Collected data entries
= = =

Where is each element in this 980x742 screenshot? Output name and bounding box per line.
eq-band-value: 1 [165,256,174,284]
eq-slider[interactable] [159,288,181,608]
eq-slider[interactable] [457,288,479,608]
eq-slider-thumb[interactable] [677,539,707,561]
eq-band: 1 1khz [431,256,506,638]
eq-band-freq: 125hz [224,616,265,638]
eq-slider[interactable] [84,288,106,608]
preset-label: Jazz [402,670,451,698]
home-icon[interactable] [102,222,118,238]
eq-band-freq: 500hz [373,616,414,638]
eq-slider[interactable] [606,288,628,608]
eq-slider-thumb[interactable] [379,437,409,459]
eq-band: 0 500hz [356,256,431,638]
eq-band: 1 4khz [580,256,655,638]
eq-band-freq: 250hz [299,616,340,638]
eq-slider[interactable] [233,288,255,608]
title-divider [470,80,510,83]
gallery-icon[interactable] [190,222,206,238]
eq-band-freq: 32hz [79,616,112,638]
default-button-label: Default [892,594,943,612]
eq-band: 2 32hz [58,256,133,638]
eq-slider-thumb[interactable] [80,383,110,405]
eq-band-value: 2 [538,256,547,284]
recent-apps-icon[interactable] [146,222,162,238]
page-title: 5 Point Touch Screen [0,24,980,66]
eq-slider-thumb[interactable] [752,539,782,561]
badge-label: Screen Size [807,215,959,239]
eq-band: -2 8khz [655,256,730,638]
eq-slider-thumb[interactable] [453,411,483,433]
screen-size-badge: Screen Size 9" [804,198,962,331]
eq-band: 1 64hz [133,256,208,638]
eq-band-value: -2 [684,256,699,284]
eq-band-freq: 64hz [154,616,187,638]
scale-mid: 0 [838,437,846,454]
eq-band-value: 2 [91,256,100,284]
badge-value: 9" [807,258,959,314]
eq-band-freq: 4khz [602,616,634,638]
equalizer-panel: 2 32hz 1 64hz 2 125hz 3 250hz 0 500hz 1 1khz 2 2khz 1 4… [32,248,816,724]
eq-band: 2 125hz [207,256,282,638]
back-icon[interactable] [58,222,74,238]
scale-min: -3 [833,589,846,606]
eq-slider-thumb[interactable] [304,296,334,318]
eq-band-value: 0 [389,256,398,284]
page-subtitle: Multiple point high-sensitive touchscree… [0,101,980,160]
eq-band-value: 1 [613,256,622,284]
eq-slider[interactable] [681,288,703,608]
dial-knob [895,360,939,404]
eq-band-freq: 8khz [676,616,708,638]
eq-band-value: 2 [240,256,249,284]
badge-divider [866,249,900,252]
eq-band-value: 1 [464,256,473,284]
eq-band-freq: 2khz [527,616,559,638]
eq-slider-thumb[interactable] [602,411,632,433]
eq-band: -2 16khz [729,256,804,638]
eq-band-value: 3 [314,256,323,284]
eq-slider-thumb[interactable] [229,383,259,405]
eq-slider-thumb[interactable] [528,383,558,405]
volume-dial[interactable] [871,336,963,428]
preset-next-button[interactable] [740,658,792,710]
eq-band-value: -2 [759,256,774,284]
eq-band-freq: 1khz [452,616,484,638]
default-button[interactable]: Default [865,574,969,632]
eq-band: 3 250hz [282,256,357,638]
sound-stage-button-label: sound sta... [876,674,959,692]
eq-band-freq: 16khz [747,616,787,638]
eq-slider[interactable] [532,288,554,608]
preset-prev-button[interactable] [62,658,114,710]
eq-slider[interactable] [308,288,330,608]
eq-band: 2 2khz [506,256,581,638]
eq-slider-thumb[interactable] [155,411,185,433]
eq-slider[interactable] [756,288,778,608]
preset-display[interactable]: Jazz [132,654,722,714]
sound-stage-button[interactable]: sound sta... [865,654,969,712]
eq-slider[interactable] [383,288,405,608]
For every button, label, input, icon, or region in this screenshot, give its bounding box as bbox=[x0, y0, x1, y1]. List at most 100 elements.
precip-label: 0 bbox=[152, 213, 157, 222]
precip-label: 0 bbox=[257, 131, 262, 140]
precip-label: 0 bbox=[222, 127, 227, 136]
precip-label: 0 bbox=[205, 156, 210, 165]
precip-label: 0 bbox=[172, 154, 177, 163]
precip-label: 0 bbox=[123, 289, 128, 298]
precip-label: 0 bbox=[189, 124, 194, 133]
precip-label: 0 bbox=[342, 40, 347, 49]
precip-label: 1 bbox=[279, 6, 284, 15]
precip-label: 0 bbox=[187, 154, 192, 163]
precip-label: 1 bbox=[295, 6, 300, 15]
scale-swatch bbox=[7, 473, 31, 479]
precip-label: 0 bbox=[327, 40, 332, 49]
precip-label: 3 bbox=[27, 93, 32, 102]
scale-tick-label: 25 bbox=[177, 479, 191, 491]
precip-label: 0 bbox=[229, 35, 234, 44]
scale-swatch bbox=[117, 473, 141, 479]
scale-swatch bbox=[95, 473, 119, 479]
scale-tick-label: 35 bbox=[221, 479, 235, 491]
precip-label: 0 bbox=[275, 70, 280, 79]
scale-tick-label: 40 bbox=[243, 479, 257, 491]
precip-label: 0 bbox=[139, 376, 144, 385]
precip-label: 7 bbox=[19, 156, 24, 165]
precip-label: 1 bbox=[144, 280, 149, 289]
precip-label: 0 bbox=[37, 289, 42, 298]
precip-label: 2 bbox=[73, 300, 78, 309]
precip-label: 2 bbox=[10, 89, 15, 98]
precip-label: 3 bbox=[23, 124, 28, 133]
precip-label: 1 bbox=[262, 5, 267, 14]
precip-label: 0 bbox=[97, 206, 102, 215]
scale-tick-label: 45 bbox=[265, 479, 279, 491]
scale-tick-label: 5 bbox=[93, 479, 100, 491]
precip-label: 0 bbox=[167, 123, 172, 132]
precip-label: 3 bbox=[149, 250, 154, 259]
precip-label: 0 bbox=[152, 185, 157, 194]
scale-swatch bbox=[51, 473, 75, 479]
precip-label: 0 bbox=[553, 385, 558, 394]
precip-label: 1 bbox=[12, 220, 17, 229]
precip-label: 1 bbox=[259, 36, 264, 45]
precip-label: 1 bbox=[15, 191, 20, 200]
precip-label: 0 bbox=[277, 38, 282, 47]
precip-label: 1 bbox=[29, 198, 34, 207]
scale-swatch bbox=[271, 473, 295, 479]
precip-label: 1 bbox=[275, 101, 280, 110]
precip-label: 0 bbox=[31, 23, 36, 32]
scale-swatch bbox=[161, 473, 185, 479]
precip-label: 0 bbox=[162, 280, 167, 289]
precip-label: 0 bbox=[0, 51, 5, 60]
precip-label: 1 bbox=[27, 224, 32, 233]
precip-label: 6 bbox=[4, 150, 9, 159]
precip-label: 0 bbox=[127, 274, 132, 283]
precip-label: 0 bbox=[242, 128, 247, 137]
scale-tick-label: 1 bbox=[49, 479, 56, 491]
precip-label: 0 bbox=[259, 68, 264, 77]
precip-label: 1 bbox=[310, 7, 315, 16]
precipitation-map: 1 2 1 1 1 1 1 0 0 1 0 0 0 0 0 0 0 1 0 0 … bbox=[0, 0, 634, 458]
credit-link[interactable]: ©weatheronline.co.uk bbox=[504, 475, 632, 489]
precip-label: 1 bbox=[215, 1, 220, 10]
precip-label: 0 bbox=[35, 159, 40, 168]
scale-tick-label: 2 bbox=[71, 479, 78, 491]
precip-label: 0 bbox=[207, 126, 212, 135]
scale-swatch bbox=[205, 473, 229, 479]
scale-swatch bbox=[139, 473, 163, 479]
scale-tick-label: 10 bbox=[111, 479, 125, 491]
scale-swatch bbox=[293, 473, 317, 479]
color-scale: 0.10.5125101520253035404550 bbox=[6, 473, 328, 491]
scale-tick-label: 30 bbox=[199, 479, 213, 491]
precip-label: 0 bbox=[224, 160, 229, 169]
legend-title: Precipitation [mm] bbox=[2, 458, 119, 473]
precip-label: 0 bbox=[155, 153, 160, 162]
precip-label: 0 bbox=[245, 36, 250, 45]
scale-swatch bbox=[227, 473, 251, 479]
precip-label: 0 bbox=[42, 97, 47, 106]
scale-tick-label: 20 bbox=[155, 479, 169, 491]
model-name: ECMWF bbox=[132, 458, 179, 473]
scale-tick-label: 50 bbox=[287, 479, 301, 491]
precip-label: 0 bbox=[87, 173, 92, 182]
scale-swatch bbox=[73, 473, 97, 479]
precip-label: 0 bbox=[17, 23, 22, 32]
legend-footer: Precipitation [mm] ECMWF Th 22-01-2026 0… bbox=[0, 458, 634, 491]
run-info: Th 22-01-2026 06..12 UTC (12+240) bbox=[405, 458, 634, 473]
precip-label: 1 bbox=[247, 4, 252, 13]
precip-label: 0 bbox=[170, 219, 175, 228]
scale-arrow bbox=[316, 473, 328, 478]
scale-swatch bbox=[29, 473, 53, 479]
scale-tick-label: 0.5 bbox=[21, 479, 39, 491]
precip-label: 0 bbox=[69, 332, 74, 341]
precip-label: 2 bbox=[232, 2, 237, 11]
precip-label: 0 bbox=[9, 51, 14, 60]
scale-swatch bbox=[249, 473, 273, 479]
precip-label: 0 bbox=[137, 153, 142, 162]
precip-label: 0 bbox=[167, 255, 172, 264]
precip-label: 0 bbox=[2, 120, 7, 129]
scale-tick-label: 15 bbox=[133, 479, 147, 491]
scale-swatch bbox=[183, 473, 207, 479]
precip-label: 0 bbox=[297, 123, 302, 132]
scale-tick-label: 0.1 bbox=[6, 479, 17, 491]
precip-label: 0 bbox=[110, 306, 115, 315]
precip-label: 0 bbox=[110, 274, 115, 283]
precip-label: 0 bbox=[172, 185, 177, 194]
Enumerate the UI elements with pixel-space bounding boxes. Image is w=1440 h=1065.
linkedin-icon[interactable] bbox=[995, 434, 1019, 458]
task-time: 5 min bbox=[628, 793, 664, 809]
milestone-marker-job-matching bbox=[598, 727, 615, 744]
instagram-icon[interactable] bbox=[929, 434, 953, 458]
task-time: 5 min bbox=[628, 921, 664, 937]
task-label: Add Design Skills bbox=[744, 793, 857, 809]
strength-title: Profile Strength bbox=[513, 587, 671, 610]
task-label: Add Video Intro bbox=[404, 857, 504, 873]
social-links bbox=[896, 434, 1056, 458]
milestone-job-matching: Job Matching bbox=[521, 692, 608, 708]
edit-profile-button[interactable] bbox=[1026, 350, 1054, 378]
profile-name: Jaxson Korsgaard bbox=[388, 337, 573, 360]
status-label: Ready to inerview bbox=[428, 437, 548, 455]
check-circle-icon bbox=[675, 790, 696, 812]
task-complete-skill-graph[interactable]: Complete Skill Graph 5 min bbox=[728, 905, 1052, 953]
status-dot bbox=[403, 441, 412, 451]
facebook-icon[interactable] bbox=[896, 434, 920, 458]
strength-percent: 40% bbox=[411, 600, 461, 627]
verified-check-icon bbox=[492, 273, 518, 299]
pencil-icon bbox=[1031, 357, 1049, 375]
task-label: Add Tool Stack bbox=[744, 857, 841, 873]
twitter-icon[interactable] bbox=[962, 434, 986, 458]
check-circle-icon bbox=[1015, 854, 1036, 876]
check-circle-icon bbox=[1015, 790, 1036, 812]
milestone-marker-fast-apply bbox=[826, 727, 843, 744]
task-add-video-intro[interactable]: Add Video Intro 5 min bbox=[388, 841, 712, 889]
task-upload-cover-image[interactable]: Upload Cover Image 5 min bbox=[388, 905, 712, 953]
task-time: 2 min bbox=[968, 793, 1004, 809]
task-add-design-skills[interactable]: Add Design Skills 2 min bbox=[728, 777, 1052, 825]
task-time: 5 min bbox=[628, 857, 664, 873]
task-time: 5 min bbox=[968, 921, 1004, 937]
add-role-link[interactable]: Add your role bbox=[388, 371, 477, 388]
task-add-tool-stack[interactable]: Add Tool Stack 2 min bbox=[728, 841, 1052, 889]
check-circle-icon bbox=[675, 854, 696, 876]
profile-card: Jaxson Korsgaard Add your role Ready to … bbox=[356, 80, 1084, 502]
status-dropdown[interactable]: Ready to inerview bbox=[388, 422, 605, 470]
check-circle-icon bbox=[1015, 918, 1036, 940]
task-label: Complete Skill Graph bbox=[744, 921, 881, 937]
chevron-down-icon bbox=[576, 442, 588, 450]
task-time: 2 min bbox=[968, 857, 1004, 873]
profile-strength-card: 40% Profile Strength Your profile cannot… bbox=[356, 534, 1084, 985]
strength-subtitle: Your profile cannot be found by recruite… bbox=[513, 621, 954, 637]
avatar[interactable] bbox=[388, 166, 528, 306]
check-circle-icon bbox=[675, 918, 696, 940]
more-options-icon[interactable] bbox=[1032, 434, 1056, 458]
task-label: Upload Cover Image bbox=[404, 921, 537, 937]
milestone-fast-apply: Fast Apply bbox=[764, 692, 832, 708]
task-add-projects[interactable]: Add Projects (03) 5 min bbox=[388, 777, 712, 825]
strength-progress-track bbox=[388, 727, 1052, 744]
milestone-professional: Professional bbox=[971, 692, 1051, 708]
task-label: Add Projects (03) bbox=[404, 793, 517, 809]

= = =

* [YOUR TASK]
Gather each line from the entries above that contains the string "name", treating uppercase and lowercase letters as distinct.

* [COMPLETE OUTPUT]
Where is each element in this 980x742 screenshot? Output name and bounding box per line.
model-name: ECMWF bbox=[132, 458, 179, 473]
profile-name: Jaxson Korsgaard bbox=[388, 337, 573, 360]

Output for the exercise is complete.